Figure dataset records:
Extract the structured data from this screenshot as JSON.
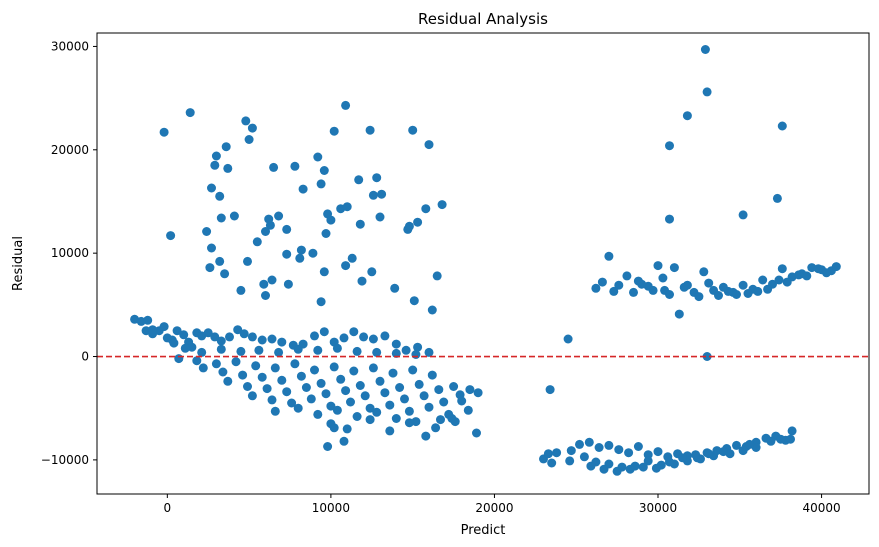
{
  "chart_data": {
    "type": "scatter",
    "title": "Residual Analysis",
    "xlabel": "Predict",
    "ylabel": "Residual",
    "xlim": [
      -4300,
      42900
    ],
    "ylim": [
      -13300,
      31300
    ],
    "xticks": [
      0,
      10000,
      20000,
      30000,
      40000
    ],
    "yticks": [
      -10000,
      0,
      10000,
      20000,
      30000
    ],
    "grid": false,
    "series_color": "#1f77b4",
    "reference_line": {
      "y": 0,
      "color": "#d62728",
      "style": "dashed"
    },
    "points_outliers": [
      [
        -200,
        21700
      ],
      [
        1400,
        23600
      ],
      [
        4800,
        22800
      ],
      [
        5200,
        22100
      ],
      [
        10900,
        24300
      ],
      [
        12400,
        21900
      ],
      [
        10200,
        21800
      ],
      [
        15000,
        21900
      ],
      [
        16000,
        20500
      ],
      [
        3600,
        20300
      ],
      [
        3000,
        19400
      ],
      [
        9200,
        19300
      ],
      [
        5000,
        21000
      ],
      [
        2900,
        18500
      ],
      [
        3700,
        18200
      ],
      [
        6500,
        18300
      ],
      [
        7800,
        18400
      ],
      [
        9600,
        18000
      ],
      [
        11700,
        17100
      ],
      [
        12800,
        17300
      ],
      [
        2700,
        16300
      ],
      [
        3200,
        15500
      ],
      [
        8300,
        16200
      ],
      [
        9400,
        16700
      ],
      [
        10600,
        14300
      ],
      [
        11000,
        14500
      ],
      [
        13100,
        15700
      ],
      [
        12600,
        15600
      ],
      [
        3300,
        13400
      ],
      [
        4100,
        13600
      ],
      [
        6200,
        13300
      ],
      [
        6800,
        13600
      ],
      [
        9800,
        13800
      ],
      [
        13000,
        13500
      ],
      [
        14700,
        12300
      ],
      [
        14800,
        12600
      ],
      [
        15300,
        13000
      ],
      [
        15800,
        14300
      ],
      [
        16800,
        14700
      ],
      [
        2400,
        12100
      ],
      [
        6000,
        12100
      ],
      [
        7300,
        12300
      ],
      [
        6300,
        12700
      ],
      [
        5500,
        11100
      ],
      [
        9700,
        11900
      ],
      [
        10000,
        13200
      ],
      [
        11800,
        12800
      ],
      [
        2700,
        10500
      ],
      [
        200,
        11700
      ],
      [
        8200,
        10300
      ],
      [
        8900,
        10000
      ],
      [
        7300,
        9900
      ],
      [
        3200,
        9200
      ],
      [
        4900,
        9200
      ],
      [
        8100,
        9500
      ],
      [
        11300,
        9500
      ],
      [
        2600,
        8600
      ],
      [
        3500,
        8000
      ],
      [
        5900,
        7000
      ],
      [
        6400,
        7400
      ],
      [
        9600,
        8200
      ],
      [
        10900,
        8800
      ],
      [
        11900,
        7300
      ],
      [
        12500,
        8200
      ],
      [
        16500,
        7800
      ],
      [
        13900,
        6600
      ],
      [
        7400,
        7000
      ],
      [
        4500,
        6400
      ],
      [
        6000,
        5900
      ],
      [
        9400,
        5300
      ],
      [
        15100,
        5400
      ],
      [
        16200,
        4500
      ],
      [
        32900,
        29700
      ],
      [
        33000,
        25600
      ],
      [
        31800,
        23300
      ],
      [
        37600,
        22300
      ],
      [
        30700,
        20400
      ],
      [
        30700,
        13300
      ],
      [
        35200,
        13700
      ],
      [
        37300,
        15300
      ],
      [
        24500,
        1700
      ],
      [
        23400,
        -3200
      ],
      [
        33000,
        0
      ]
    ],
    "points_dense": [
      [
        -2000,
        3600
      ],
      [
        -1600,
        3400
      ],
      [
        -1200,
        3500
      ],
      [
        -1300,
        2500
      ],
      [
        -900,
        2200
      ],
      [
        -500,
        2500
      ],
      [
        -200,
        2900
      ],
      [
        0,
        1800
      ],
      [
        300,
        1600
      ],
      [
        600,
        2500
      ],
      [
        1000,
        2100
      ],
      [
        1300,
        1400
      ],
      [
        1500,
        900
      ],
      [
        1800,
        2300
      ],
      [
        2100,
        2000
      ],
      [
        2500,
        2300
      ],
      [
        2900,
        1900
      ],
      [
        3300,
        1500
      ],
      [
        3800,
        1900
      ],
      [
        4300,
        2600
      ],
      [
        4700,
        2200
      ],
      [
        5200,
        1900
      ],
      [
        5800,
        1600
      ],
      [
        6400,
        1700
      ],
      [
        7000,
        1400
      ],
      [
        7700,
        1100
      ],
      [
        8300,
        1200
      ],
      [
        9000,
        2000
      ],
      [
        9600,
        2400
      ],
      [
        10200,
        1400
      ],
      [
        10800,
        1800
      ],
      [
        11400,
        2400
      ],
      [
        12000,
        1900
      ],
      [
        12600,
        1700
      ],
      [
        13300,
        2000
      ],
      [
        14000,
        1200
      ],
      [
        14600,
        600
      ],
      [
        15300,
        900
      ],
      [
        16000,
        400
      ],
      [
        -900,
        2600
      ],
      [
        400,
        1300
      ],
      [
        1100,
        800
      ],
      [
        2100,
        400
      ],
      [
        3300,
        700
      ],
      [
        4500,
        500
      ],
      [
        5600,
        600
      ],
      [
        6800,
        400
      ],
      [
        8000,
        700
      ],
      [
        9200,
        600
      ],
      [
        10400,
        800
      ],
      [
        11600,
        500
      ],
      [
        12800,
        400
      ],
      [
        14000,
        300
      ],
      [
        15200,
        200
      ],
      [
        700,
        -200
      ],
      [
        1800,
        -400
      ],
      [
        3000,
        -700
      ],
      [
        4200,
        -500
      ],
      [
        5400,
        -900
      ],
      [
        6600,
        -1100
      ],
      [
        7800,
        -700
      ],
      [
        9000,
        -1300
      ],
      [
        10200,
        -1000
      ],
      [
        11400,
        -1400
      ],
      [
        12600,
        -1100
      ],
      [
        13800,
        -1600
      ],
      [
        15000,
        -1300
      ],
      [
        16200,
        -1800
      ],
      [
        2200,
        -1100
      ],
      [
        3400,
        -1500
      ],
      [
        4600,
        -1800
      ],
      [
        5800,
        -2000
      ],
      [
        7000,
        -2300
      ],
      [
        8200,
        -1900
      ],
      [
        9400,
        -2600
      ],
      [
        10600,
        -2200
      ],
      [
        11800,
        -2800
      ],
      [
        13000,
        -2400
      ],
      [
        14200,
        -3000
      ],
      [
        15400,
        -2700
      ],
      [
        16600,
        -3200
      ],
      [
        17500,
        -2900
      ],
      [
        18500,
        -3200
      ],
      [
        3700,
        -2400
      ],
      [
        4900,
        -2900
      ],
      [
        6100,
        -3100
      ],
      [
        7300,
        -3400
      ],
      [
        8500,
        -3000
      ],
      [
        9700,
        -3600
      ],
      [
        10900,
        -3300
      ],
      [
        12100,
        -3800
      ],
      [
        13300,
        -3500
      ],
      [
        14500,
        -4100
      ],
      [
        15700,
        -3800
      ],
      [
        16900,
        -4400
      ],
      [
        17900,
        -3700
      ],
      [
        5200,
        -3800
      ],
      [
        6400,
        -4200
      ],
      [
        7600,
        -4500
      ],
      [
        8800,
        -4100
      ],
      [
        10000,
        -4800
      ],
      [
        11200,
        -4400
      ],
      [
        12400,
        -5000
      ],
      [
        13600,
        -4700
      ],
      [
        14800,
        -5300
      ],
      [
        16000,
        -4900
      ],
      [
        17200,
        -5600
      ],
      [
        18400,
        -5200
      ],
      [
        6600,
        -5300
      ],
      [
        8000,
        -5000
      ],
      [
        9200,
        -5600
      ],
      [
        10400,
        -5200
      ],
      [
        11600,
        -5800
      ],
      [
        12800,
        -5400
      ],
      [
        14000,
        -6000
      ],
      [
        15200,
        -6300
      ],
      [
        16400,
        -6900
      ],
      [
        17600,
        -6300
      ],
      [
        18900,
        -7400
      ],
      [
        10000,
        -6500
      ],
      [
        10200,
        -6900
      ],
      [
        11000,
        -7000
      ],
      [
        12400,
        -6100
      ],
      [
        13600,
        -7200
      ],
      [
        14800,
        -6400
      ],
      [
        15800,
        -7700
      ],
      [
        16700,
        -6100
      ],
      [
        9800,
        -8700
      ],
      [
        10800,
        -8200
      ],
      [
        17400,
        -6000
      ],
      [
        19000,
        -3500
      ],
      [
        18000,
        -4300
      ],
      [
        27000,
        9700
      ],
      [
        26200,
        6600
      ],
      [
        27600,
        6900
      ],
      [
        28100,
        7800
      ],
      [
        28800,
        7300
      ],
      [
        29400,
        6800
      ],
      [
        30000,
        8800
      ],
      [
        30400,
        6400
      ],
      [
        31000,
        8600
      ],
      [
        31600,
        6700
      ],
      [
        32200,
        6200
      ],
      [
        32800,
        8200
      ],
      [
        33400,
        6400
      ],
      [
        34000,
        6700
      ],
      [
        34600,
        6200
      ],
      [
        35200,
        6900
      ],
      [
        35800,
        6500
      ],
      [
        36400,
        7400
      ],
      [
        37000,
        7000
      ],
      [
        37600,
        8500
      ],
      [
        38200,
        7700
      ],
      [
        38800,
        8000
      ],
      [
        39400,
        8600
      ],
      [
        40000,
        8400
      ],
      [
        40600,
        8300
      ],
      [
        26600,
        7200
      ],
      [
        27300,
        6300
      ],
      [
        28500,
        6200
      ],
      [
        29700,
        6400
      ],
      [
        30700,
        6000
      ],
      [
        31300,
        4100
      ],
      [
        32500,
        5800
      ],
      [
        33700,
        5900
      ],
      [
        34300,
        6300
      ],
      [
        35500,
        6100
      ],
      [
        36700,
        6500
      ],
      [
        37900,
        7200
      ],
      [
        39100,
        7800
      ],
      [
        40300,
        8100
      ],
      [
        40900,
        8700
      ],
      [
        29000,
        7000
      ],
      [
        30300,
        7600
      ],
      [
        31800,
        6900
      ],
      [
        33100,
        7100
      ],
      [
        34800,
        6000
      ],
      [
        36100,
        6300
      ],
      [
        37400,
        7400
      ],
      [
        38600,
        7900
      ],
      [
        39800,
        8500
      ],
      [
        23000,
        -9900
      ],
      [
        23300,
        -9400
      ],
      [
        23800,
        -9300
      ],
      [
        24700,
        -9100
      ],
      [
        25200,
        -8500
      ],
      [
        25800,
        -8300
      ],
      [
        26400,
        -8800
      ],
      [
        27000,
        -8600
      ],
      [
        27600,
        -9000
      ],
      [
        28200,
        -9300
      ],
      [
        28800,
        -8700
      ],
      [
        29400,
        -9500
      ],
      [
        30000,
        -9200
      ],
      [
        30600,
        -9700
      ],
      [
        31200,
        -9400
      ],
      [
        31800,
        -9600
      ],
      [
        32400,
        -9800
      ],
      [
        33000,
        -9300
      ],
      [
        33600,
        -9100
      ],
      [
        34200,
        -8900
      ],
      [
        34800,
        -8600
      ],
      [
        35400,
        -8700
      ],
      [
        36000,
        -8300
      ],
      [
        36600,
        -7900
      ],
      [
        37200,
        -7700
      ],
      [
        37800,
        -8100
      ],
      [
        38200,
        -7200
      ],
      [
        38100,
        -8000
      ],
      [
        23500,
        -10300
      ],
      [
        24600,
        -10100
      ],
      [
        25500,
        -9700
      ],
      [
        26200,
        -10200
      ],
      [
        27000,
        -10400
      ],
      [
        27800,
        -10700
      ],
      [
        28600,
        -10600
      ],
      [
        29400,
        -10100
      ],
      [
        30200,
        -10500
      ],
      [
        31000,
        -10400
      ],
      [
        31800,
        -10100
      ],
      [
        32600,
        -9900
      ],
      [
        33400,
        -9600
      ],
      [
        34400,
        -9400
      ],
      [
        35200,
        -9100
      ],
      [
        36000,
        -8800
      ],
      [
        25900,
        -10600
      ],
      [
        26700,
        -10900
      ],
      [
        27500,
        -11100
      ],
      [
        28300,
        -10900
      ],
      [
        29100,
        -10700
      ],
      [
        29900,
        -10800
      ],
      [
        30700,
        -10200
      ],
      [
        31500,
        -9800
      ],
      [
        32300,
        -9500
      ],
      [
        33100,
        -9400
      ],
      [
        34000,
        -9200
      ],
      [
        35600,
        -8500
      ],
      [
        36900,
        -8200
      ],
      [
        37500,
        -8000
      ]
    ]
  }
}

Task: Return all lines with the word "Residual" in them.

Exercise solution:
    "title": "Residual Analysis",
    "ylabel": "Residual",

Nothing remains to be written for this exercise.